## START

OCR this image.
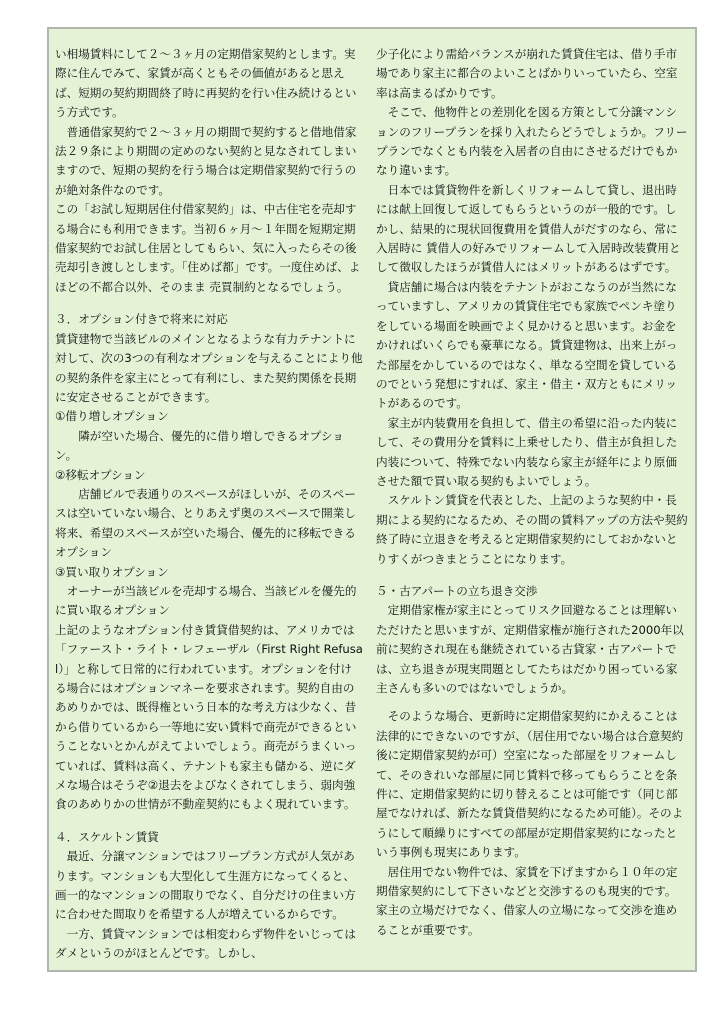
い相場賃料にして２〜３ヶ月の定期借家契約とします。実際に住んでみて、家賃が高くともその価値があると思えば、短期の契約期間終了時に再契約を行い住み続けるという方式です。

　普通借家契約で２〜３ヶ月の期間で契約すると借地借家法２９条により期間の定めのない契約と見なされてしまいますので、短期の契約を行う場合は定期借家契約で行うのが絶対条件なのです。

この「お試し短期居住付借家契約」は、中古住宅を売却する場合にも利用できます。当初６ヶ月〜１年間を短期定期借家契約でお試し住居としてもらい、気に入ったらその後売却引き渡しとします。「住めば都」です。一度住めば、よほどの不都合以外、そのまま 売買制約となるでしょう。

３．オプション付きで将来に対応

賃貸建物で当該ビルのメインとなるような有力テナントに対して、次の3つの有利なオプションを与えることにより他の契約条件を家主にとって有利にし、また契約関係を長期に安定させることができます。

①借り増しオプション

　　隣が空いた場合、優先的に借り増しできるオプション。

②移転オプション

　　店舗ビルで表通りのスペースがほしいが、そのスペースは空いていない場合、とりあえず奥のスペースで開業し将来、希望のスペースが空いた場合、優先的に移転できるオプション

③買い取りオプション

　オーナーが当該ビルを売却する場合、当該ビルを優先的に買い取るオプション

上記のようなオプション付き賃貸借契約は、アメリカでは「ファースト・ライト・レフェーザル（First Right Refusal）」と称して日常的に行われています。オプションを付ける場合にはオプションマネーを要求されます。契約自由のあめりかでは、既得権という日本的な考え方は少なく、昔から借りているから一等地に安い賃料で商売ができるということないとかんがえてよいでしょう。商売がうまくいっていれば、賃料は高く、テナントも家主も儲かる、逆にダメな場合はそうぞ②退去をよびなくされてしまう、弱肉強食のあめりかの世情が不動産契約にもよく現れています。

４．スケルトン賃貸

　最近、分譲マンションではフリープラン方式が人気があります。マンションも大型化して生涯方になってくると、画一的なマンションの間取りでなく、自分だけの住まい方に合わせた間取りを希望する人が増えているからです。

　一方、賃貸マンションでは相変わらず物件をいじってはダメというのがほとんどです。しかし、

少子化により需給バランスが崩れた賃貸住宅は、借り手市場であり家主に都合のよいことばかりいっていたら、空室率は高まるばかりです。

　そこで、他物件との差別化を図る方策として分譲マンションのフリープランを採り入れたらどうでしょうか。フリープランでなくとも内装を入居者の自由にさせるだけでもかなり違います。

　日本では賃貸物件を新しくリフォームして貸し、退出時には献上回復して返してもらうというのが一般的です。しかし、結果的に現状回復費用を賃借人がだすのなら、常に入居時に 賃借人の好みでリフォームして入居時改装費用として徴収したほうが賃借人にはメリットがあるはずです。

　貸店舗に場合は内装をテナントがおこなうのが当然になっていますし、アメリカの賃貸住宅でも家族でペンキ塗りをしている場面を映画でよく見かけると思います。お金をかければいくらでも豪華になる。賃貸建物は、出来上がった部屋をかしているのではなく、単なる空間を貸しているのでという発想にすれば、家主・借主・双方ともにメリットがあるのです。

　家主が内装費用を負担して、借主の希望に沿った内装にして、その費用分を賃料に上乗せしたり、借主が負担した内装について、特殊でない内装なら家主が経年により原価させた額で買い取る契約もよいでしょう。

　スケルトン賃貸を代表とした、上記のような契約中・長期による契約になるため、その間の賃料アップの方法や契約終了時に立退きを考えると定期借家契約にしておかないとりすくがつきまとうことになります。

５・古アパートの立ち退き交渉

　定期借家権が家主にとってリスク回避なることは理解いただけたと思いますが、定期借家権が施行された2000年以前に契約され現在も継続されている古貸家・古アパートでは、立ち退きが現実問題としてたちはだかり困っている家主さんも多いのではないでしょうか。

　そのような場合、更新時に定期借家契約にかえることは法律的にできないのですが、（居住用でない場合は合意契約後に定期借家契約が可）空室になった部屋をリフォームして、そのきれいな部屋に同じ賃料で移ってもらうことを条件に、定期借家契約に切り替えることは可能です（同じ部屋でなければ、新たな賃貸借契約になるため可能）。そのようにして順繰りにすべての部屋が定期借家契約になったという事例も現実にあります。

　居住用でない物件では、家賃を下げますから１０年の定期借家契約にして下さいなどと交渉するのも現実的です。家主の立場だけでなく、借家人の立場になって交渉を進めることが重要です。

## END

Keep every word of the data as it is when you write it out, but drop the pictures.

OCR this image.
い相場賃料にして２〜３ヶ月の定期借家契約とします。実際に住んでみて、家賃が高くともその価値があると思えば、短期の契約期間終了時に再契約を行い住み続けるという方式です。

　普通借家契約で２〜３ヶ月の期間で契約すると借地借家法２９条により期間の定めのない契約と見なされてしまいますので、短期の契約を行う場合は定期借家契約で行うのが絶対条件なのです。

この「お試し短期居住付借家契約」は、中古住宅を売却する場合にも利用できます。当初６ヶ月〜１年間を短期定期借家契約でお試し住居としてもらい、気に入ったらその後売却引き渡しとします。「住めば都」です。一度住めば、よほどの不都合以外、そのまま 売買制約となるでしょう。

３．オプション付きで将来に対応

賃貸建物で当該ビルのメインとなるような有力テナントに対して、次の3つの有利なオプションを与えることにより他の契約条件を家主にとって有利にし、また契約関係を長期に安定させることができます。

①借り増しオプション

　　隣が空いた場合、優先的に借り増しできるオプション。

②移転オプション

　　店舗ビルで表通りのスペースがほしいが、そのスペースは空いていない場合、とりあえず奥のスペースで開業し将来、希望のスペースが空いた場合、優先的に移転できるオプション

③買い取りオプション

　オーナーが当該ビルを売却する場合、当該ビルを優先的に買い取るオプション

上記のようなオプション付き賃貸借契約は、アメリカでは「ファースト・ライト・レフェーザル（First Right Refusal）」と称して日常的に行われています。オプションを付ける場合にはオプションマネーを要求されます。契約自由のあめりかでは、既得権という日本的な考え方は少なく、昔から借りているから一等地に安い賃料で商売ができるということないとかんがえてよいでしょう。商売がうまくいっていれば、賃料は高く、テナントも家主も儲かる、逆にダメな場合はそうぞ②退去をよびなくされてしまう、弱肉強食のあめりかの世情が不動産契約にもよく現れています。

４．スケルトン賃貸

　最近、分譲マンションではフリープラン方式が人気があります。マンションも大型化して生涯方になってくると、画一的なマンションの間取りでなく、自分だけの住まい方に合わせた間取りを希望する人が増えているからです。

　一方、賃貸マンションでは相変わらず物件をいじってはダメというのがほとんどです。しかし、

少子化により需給バランスが崩れた賃貸住宅は、借り手市場であり家主に都合のよいことばかりいっていたら、空室率は高まるばかりです。

　そこで、他物件との差別化を図る方策として分譲マンションのフリープランを採り入れたらどうでしょうか。フリープランでなくとも内装を入居者の自由にさせるだけでもかなり違います。

　日本では賃貸物件を新しくリフォームして貸し、退出時には献上回復して返してもらうというのが一般的です。しかし、結果的に現状回復費用を賃借人がだすのなら、常に入居時に 賃借人の好みでリフォームして入居時改装費用として徴収したほうが賃借人にはメリットがあるはずです。

　貸店舗に場合は内装をテナントがおこなうのが当然になっていますし、アメリカの賃貸住宅でも家族でペンキ塗りをしている場面を映画でよく見かけると思います。お金をかければいくらでも豪華になる。賃貸建物は、出来上がった部屋をかしているのではなく、単なる空間を貸しているのでという発想にすれば、家主・借主・双方ともにメリットがあるのです。

　家主が内装費用を負担して、借主の希望に沿った内装にして、その費用分を賃料に上乗せしたり、借主が負担した内装について、特殊でない内装なら家主が経年により原価させた額で買い取る契約もよいでしょう。

　スケルトン賃貸を代表とした、上記のような契約中・長期による契約になるため、その間の賃料アップの方法や契約終了時に立退きを考えると定期借家契約にしておかないとりすくがつきまとうことになります。

５・古アパートの立ち退き交渉

　定期借家権が家主にとってリスク回避なることは理解いただけたと思いますが、定期借家権が施行された2000年以前に契約され現在も継続されている古貸家・古アパートでは、立ち退きが現実問題としてたちはだかり困っている家主さんも多いのではないでしょうか。

　そのような場合、更新時に定期借家契約にかえることは法律的にできないのですが、（居住用でない場合は合意契約後に定期借家契約が可）空室になった部屋をリフォームして、そのきれいな部屋に同じ賃料で移ってもらうことを条件に、定期借家契約に切り替えることは可能です（同じ部屋でなければ、新たな賃貸借契約になるため可能）。そのようにして順繰りにすべての部屋が定期借家契約になったという事例も現実にあります。

　居住用でない物件では、家賃を下げますから１０年の定期借家契約にして下さいなどと交渉するのも現実的です。家主の立場だけでなく、借家人の立場になって交渉を進めることが重要です。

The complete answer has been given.